(Stored items from a collection)
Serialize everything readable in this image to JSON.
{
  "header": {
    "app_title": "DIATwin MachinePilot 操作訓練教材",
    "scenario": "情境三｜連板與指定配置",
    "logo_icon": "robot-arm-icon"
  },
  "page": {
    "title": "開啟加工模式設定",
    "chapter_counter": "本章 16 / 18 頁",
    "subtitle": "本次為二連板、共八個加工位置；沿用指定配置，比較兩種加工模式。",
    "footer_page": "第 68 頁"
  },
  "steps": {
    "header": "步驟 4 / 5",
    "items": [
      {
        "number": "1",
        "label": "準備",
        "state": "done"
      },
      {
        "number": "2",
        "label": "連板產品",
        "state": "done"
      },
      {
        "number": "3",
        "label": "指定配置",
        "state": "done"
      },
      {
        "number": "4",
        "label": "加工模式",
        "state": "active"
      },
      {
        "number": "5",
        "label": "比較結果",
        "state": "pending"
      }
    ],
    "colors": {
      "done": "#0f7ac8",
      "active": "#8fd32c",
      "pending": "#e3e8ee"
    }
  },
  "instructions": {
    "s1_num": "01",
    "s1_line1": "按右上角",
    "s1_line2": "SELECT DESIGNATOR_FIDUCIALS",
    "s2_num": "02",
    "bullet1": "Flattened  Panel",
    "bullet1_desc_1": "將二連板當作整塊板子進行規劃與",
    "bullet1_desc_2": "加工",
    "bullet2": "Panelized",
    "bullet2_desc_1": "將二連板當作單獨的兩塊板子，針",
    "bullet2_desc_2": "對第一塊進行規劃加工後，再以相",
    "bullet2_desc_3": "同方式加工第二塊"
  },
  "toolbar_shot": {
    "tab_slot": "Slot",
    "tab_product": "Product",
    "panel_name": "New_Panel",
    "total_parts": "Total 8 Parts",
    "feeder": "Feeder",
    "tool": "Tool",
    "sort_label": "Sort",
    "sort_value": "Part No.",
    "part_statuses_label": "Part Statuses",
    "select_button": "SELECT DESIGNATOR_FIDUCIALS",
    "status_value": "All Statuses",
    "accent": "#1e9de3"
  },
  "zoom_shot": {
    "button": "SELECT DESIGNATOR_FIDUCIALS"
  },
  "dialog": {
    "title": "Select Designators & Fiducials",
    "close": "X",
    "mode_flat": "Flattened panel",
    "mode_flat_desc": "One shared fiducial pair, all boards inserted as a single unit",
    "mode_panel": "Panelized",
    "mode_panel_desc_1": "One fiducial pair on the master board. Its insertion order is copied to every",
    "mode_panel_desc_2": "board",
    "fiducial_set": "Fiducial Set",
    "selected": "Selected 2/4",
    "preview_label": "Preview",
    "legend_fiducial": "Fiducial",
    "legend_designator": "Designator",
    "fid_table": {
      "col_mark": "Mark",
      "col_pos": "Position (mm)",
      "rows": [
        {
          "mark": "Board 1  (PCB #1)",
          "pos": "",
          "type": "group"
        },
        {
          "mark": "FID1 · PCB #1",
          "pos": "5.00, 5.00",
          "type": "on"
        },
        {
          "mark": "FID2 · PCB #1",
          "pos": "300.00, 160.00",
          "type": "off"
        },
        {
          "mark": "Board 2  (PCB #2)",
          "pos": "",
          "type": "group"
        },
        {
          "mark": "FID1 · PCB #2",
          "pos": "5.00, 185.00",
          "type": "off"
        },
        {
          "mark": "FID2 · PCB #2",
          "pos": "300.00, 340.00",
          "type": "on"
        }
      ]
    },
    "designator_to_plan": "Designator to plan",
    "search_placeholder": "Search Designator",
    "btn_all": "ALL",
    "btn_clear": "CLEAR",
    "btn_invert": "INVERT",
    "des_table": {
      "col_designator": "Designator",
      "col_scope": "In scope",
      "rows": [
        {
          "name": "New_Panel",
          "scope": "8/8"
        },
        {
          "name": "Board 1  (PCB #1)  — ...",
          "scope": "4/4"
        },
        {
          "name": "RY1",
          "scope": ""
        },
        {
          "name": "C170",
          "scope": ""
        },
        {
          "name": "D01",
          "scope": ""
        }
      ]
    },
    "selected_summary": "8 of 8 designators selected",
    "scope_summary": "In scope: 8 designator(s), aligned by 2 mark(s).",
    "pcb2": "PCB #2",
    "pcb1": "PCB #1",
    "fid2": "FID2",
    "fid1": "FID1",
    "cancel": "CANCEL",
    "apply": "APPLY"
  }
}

**Directions:** Locate the word "Flattened" in the data above. Copy every line carrying it.

**Exercise solution:**
    "bullet1": "Flattened  Panel",
    "mode_flat": "Flattened panel",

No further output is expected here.